▸ **What is asked**:
Omit all images. Transcribe the rest of the material below exactly.

(Dataset rows)
====
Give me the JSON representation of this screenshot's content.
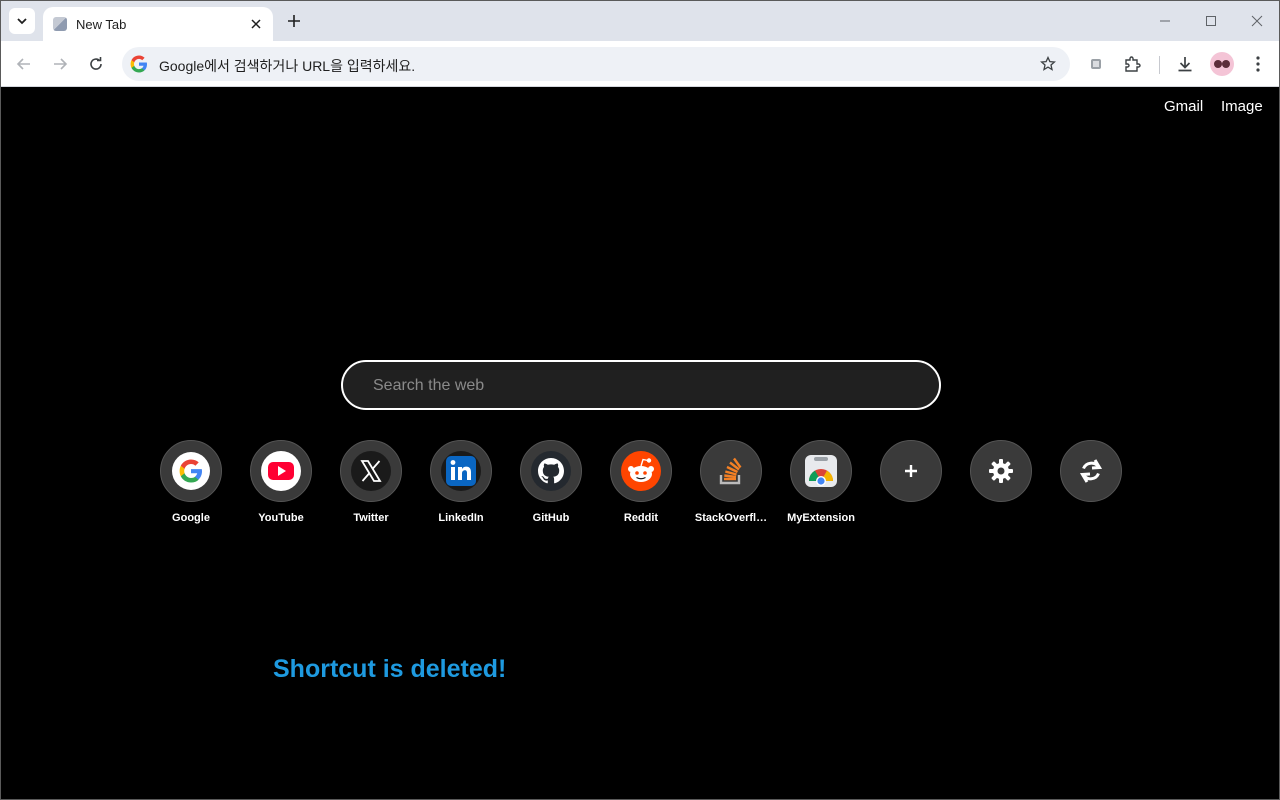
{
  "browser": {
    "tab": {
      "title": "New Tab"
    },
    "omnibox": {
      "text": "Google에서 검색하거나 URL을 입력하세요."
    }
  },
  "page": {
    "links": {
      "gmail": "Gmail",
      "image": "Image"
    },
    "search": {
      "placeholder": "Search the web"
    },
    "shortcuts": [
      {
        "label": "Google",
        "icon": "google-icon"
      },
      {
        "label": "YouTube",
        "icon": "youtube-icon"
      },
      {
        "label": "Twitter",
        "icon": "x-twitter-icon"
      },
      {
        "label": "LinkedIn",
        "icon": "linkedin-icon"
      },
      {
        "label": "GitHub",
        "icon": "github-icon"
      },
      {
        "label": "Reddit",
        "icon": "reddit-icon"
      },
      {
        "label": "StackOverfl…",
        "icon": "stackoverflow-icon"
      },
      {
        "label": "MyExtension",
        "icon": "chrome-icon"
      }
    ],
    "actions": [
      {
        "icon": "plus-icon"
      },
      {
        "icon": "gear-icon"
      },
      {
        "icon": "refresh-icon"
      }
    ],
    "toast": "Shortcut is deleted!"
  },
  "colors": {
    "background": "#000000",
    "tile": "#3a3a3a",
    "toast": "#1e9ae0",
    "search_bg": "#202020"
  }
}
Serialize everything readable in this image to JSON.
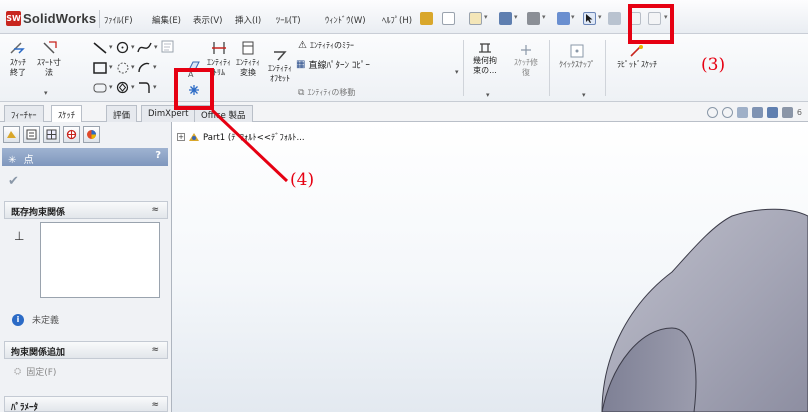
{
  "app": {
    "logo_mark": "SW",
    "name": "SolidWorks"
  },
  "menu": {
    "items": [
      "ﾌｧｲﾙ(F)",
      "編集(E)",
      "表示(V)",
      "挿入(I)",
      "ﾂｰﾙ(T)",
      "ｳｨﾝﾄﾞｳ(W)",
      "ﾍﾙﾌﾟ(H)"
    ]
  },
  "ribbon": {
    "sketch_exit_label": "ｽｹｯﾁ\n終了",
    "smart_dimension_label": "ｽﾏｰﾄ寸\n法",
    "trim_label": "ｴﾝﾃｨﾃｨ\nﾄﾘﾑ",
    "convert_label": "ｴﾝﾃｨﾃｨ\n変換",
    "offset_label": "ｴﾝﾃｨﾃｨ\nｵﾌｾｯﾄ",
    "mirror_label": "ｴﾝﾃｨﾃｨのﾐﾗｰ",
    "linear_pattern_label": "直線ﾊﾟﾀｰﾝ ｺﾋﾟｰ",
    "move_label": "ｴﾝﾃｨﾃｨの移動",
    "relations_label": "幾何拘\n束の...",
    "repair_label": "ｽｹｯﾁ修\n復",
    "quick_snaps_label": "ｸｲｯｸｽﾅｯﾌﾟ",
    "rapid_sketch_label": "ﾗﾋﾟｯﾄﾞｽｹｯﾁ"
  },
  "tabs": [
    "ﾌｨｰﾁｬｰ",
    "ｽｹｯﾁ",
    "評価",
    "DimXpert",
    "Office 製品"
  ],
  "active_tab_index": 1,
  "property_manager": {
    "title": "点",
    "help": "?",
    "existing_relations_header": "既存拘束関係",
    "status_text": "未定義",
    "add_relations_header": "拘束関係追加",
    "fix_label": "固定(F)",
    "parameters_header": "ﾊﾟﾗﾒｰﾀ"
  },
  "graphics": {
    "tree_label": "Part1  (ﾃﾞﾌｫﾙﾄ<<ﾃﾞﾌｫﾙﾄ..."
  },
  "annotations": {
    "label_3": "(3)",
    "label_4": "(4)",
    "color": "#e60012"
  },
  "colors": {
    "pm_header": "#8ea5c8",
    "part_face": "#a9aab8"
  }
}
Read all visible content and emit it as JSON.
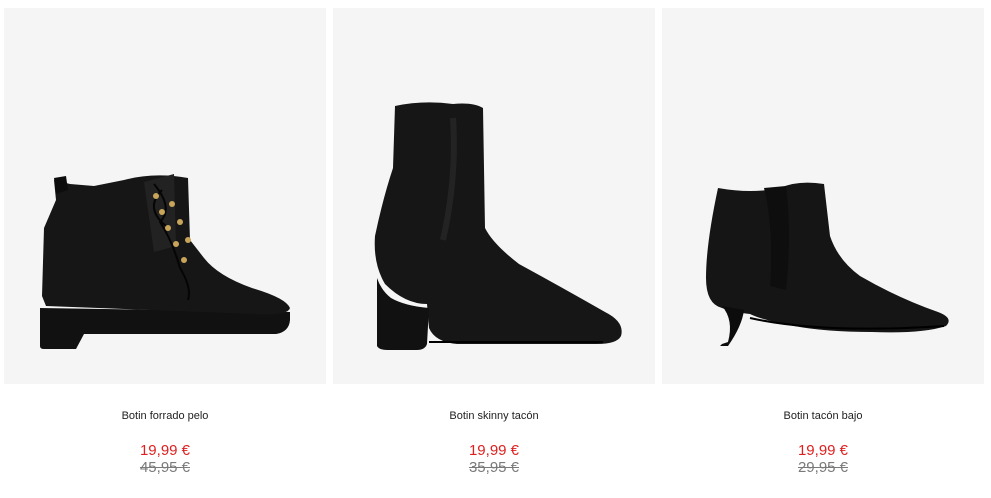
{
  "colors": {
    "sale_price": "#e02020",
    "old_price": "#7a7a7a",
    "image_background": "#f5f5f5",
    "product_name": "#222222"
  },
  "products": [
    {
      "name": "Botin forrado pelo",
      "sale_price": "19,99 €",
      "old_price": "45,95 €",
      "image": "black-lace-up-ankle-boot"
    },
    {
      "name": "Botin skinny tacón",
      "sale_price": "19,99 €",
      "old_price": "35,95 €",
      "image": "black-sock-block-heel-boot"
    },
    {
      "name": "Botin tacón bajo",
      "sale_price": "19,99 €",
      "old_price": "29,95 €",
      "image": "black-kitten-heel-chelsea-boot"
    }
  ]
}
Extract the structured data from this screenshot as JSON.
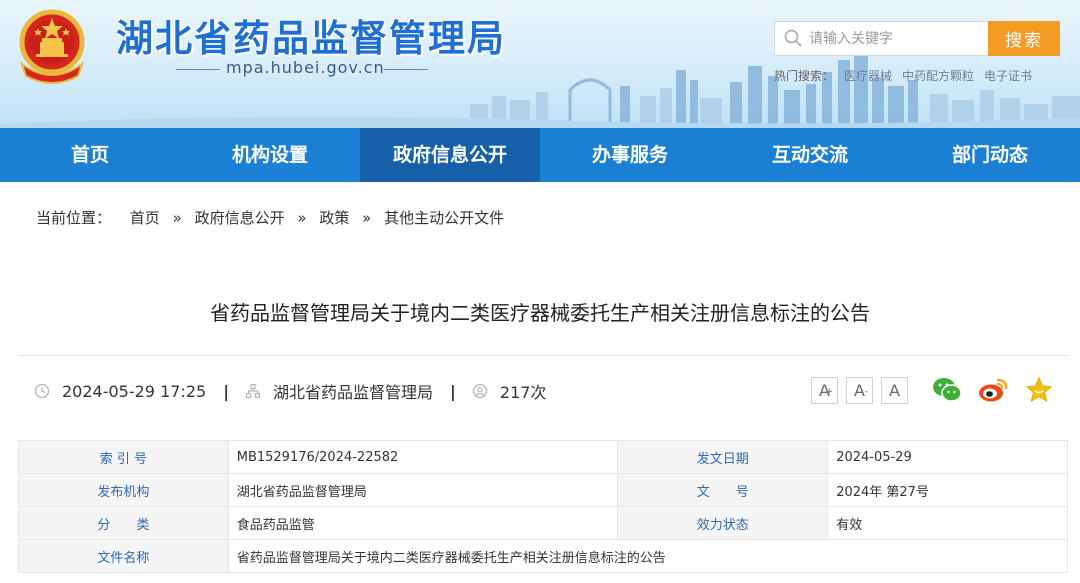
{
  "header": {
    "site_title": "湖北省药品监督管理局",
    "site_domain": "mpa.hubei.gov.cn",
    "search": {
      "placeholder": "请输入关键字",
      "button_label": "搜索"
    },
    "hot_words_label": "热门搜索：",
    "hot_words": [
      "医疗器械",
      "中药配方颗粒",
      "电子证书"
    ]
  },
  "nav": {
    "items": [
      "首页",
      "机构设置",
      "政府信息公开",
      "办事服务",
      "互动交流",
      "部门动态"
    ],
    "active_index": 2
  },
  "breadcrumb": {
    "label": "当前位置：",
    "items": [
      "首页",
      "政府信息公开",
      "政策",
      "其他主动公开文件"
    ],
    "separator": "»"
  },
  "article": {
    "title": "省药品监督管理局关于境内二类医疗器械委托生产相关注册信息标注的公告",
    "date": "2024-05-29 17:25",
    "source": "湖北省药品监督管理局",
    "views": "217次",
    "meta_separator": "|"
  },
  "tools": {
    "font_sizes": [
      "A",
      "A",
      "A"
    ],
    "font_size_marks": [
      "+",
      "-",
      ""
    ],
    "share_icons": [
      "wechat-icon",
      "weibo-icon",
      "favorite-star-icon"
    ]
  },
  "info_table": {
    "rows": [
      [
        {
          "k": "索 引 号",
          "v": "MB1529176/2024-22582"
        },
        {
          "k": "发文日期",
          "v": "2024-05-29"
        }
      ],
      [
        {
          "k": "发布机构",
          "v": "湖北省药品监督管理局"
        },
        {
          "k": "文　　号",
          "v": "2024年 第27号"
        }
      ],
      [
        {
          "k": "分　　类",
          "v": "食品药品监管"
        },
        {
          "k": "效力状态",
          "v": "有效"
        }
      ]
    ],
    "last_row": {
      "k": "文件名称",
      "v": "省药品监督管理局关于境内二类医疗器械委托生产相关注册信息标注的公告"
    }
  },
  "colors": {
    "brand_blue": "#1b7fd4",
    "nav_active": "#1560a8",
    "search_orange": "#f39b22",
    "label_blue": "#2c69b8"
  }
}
====
▸ **Solved exercise**:
Give me the JSON representation of this screenshot's content.
{
  "browser": {
    "tab": {
      "title": "New Tab"
    },
    "omnibox": {
      "text": "Google에서 검색하거나 URL을 입력하세요."
    }
  },
  "page": {
    "links": {
      "gmail": "Gmail",
      "image": "Image"
    },
    "search": {
      "placeholder": "Search the web"
    },
    "shortcuts": [
      {
        "label": "Google",
        "icon": "google-icon"
      },
      {
        "label": "YouTube",
        "icon": "youtube-icon"
      },
      {
        "label": "Twitter",
        "icon": "x-twitter-icon"
      },
      {
        "label": "LinkedIn",
        "icon": "linkedin-icon"
      },
      {
        "label": "GitHub",
        "icon": "github-icon"
      },
      {
        "label": "Reddit",
        "icon": "reddit-icon"
      },
      {
        "label": "StackOverfl…",
        "icon": "stackoverflow-icon"
      },
      {
        "label": "MyExtension",
        "icon": "chrome-icon"
      }
    ],
    "actions": [
      {
        "icon": "plus-icon"
      },
      {
        "icon": "gear-icon"
      },
      {
        "icon": "refresh-icon"
      }
    ],
    "toast": "Shortcut is deleted!"
  },
  "colors": {
    "background": "#000000",
    "tile": "#3a3a3a",
    "toast": "#1e9ae0",
    "search_bg": "#202020"
  }
}
Serialize everything readable in this image to JSON.
{
  "app": {
    "logo_mark": "SW",
    "name": "SolidWorks"
  },
  "menu": {
    "items": [
      "ﾌｧｲﾙ(F)",
      "編集(E)",
      "表示(V)",
      "挿入(I)",
      "ﾂｰﾙ(T)",
      "ｳｨﾝﾄﾞｳ(W)",
      "ﾍﾙﾌﾟ(H)"
    ]
  },
  "ribbon": {
    "sketch_exit_label": "ｽｹｯﾁ\n終了",
    "smart_dimension_label": "ｽﾏｰﾄ寸\n法",
    "trim_label": "ｴﾝﾃｨﾃｨ\nﾄﾘﾑ",
    "convert_label": "ｴﾝﾃｨﾃｨ\n変換",
    "offset_label": "ｴﾝﾃｨﾃｨ\nｵﾌｾｯﾄ",
    "mirror_label": "ｴﾝﾃｨﾃｨのﾐﾗｰ",
    "linear_pattern_label": "直線ﾊﾟﾀｰﾝ ｺﾋﾟｰ",
    "move_label": "ｴﾝﾃｨﾃｨの移動",
    "relations_label": "幾何拘\n束の...",
    "repair_label": "ｽｹｯﾁ修\n復",
    "quick_snaps_label": "ｸｲｯｸｽﾅｯﾌﾟ",
    "rapid_sketch_label": "ﾗﾋﾟｯﾄﾞｽｹｯﾁ"
  },
  "tabs": [
    "ﾌｨｰﾁｬｰ",
    "ｽｹｯﾁ",
    "評価",
    "DimXpert",
    "Office 製品"
  ],
  "active_tab_index": 1,
  "property_manager": {
    "title": "点",
    "help": "?",
    "existing_relations_header": "既存拘束関係",
    "status_text": "未定義",
    "add_relations_header": "拘束関係追加",
    "fix_label": "固定(F)",
    "parameters_header": "ﾊﾟﾗﾒｰﾀ"
  },
  "graphics": {
    "tree_label": "Part1  (ﾃﾞﾌｫﾙﾄ<<ﾃﾞﾌｫﾙﾄ..."
  },
  "annotations": {
    "label_3": "(3)",
    "label_4": "(4)",
    "color": "#e60012"
  },
  "colors": {
    "pm_header": "#8ea5c8",
    "part_face": "#a9aab8"
  }
}
Read all visible content and emit it as JSON.
{
  "colors": {
    "sale_price": "#e02020",
    "old_price": "#7a7a7a",
    "image_background": "#f5f5f5",
    "product_name": "#222222"
  },
  "products": [
    {
      "name": "Botin forrado pelo",
      "sale_price": "19,99 €",
      "old_price": "45,95 €",
      "image": "black-lace-up-ankle-boot"
    },
    {
      "name": "Botin skinny tacón",
      "sale_price": "19,99 €",
      "old_price": "35,95 €",
      "image": "black-sock-block-heel-boot"
    },
    {
      "name": "Botin tacón bajo",
      "sale_price": "19,99 €",
      "old_price": "29,95 €",
      "image": "black-kitten-heel-chelsea-boot"
    }
  ]
}
Extract the structured data from this screenshot as JSON.
{
  "header": {
    "site_title": "湖北省药品监督管理局",
    "site_domain": "mpa.hubei.gov.cn",
    "search": {
      "placeholder": "请输入关键字",
      "button_label": "搜索"
    },
    "hot_words_label": "热门搜索：",
    "hot_words": [
      "医疗器械",
      "中药配方颗粒",
      "电子证书"
    ]
  },
  "nav": {
    "items": [
      "首页",
      "机构设置",
      "政府信息公开",
      "办事服务",
      "互动交流",
      "部门动态"
    ],
    "active_index": 2
  },
  "breadcrumb": {
    "label": "当前位置：",
    "items": [
      "首页",
      "政府信息公开",
      "政策",
      "其他主动公开文件"
    ],
    "separator": "»"
  },
  "article": {
    "title": "省药品监督管理局关于境内二类医疗器械委托生产相关注册信息标注的公告",
    "date": "2024-05-29 17:25",
    "source": "湖北省药品监督管理局",
    "views": "217次",
    "meta_separator": "|"
  },
  "tools": {
    "font_sizes": [
      "A",
      "A",
      "A"
    ],
    "font_size_marks": [
      "+",
      "-",
      ""
    ],
    "share_icons": [
      "wechat-icon",
      "weibo-icon",
      "favorite-star-icon"
    ]
  },
  "info_table": {
    "rows": [
      [
        {
          "k": "索 引 号",
          "v": "MB1529176/2024-22582"
        },
        {
          "k": "发文日期",
          "v": "2024-05-29"
        }
      ],
      [
        {
          "k": "发布机构",
          "v": "湖北省药品监督管理局"
        },
        {
          "k": "文　　号",
          "v": "2024年 第27号"
        }
      ],
      [
        {
          "k": "分　　类",
          "v": "食品药品监管"
        },
        {
          "k": "效力状态",
          "v": "有效"
        }
      ]
    ],
    "last_row": {
      "k": "文件名称",
      "v": "省药品监督管理局关于境内二类医疗器械委托生产相关注册信息标注的公告"
    }
  },
  "colors": {
    "brand_blue": "#1b7fd4",
    "nav_active": "#1560a8",
    "search_orange": "#f39b22",
    "label_blue": "#2c69b8"
  }
}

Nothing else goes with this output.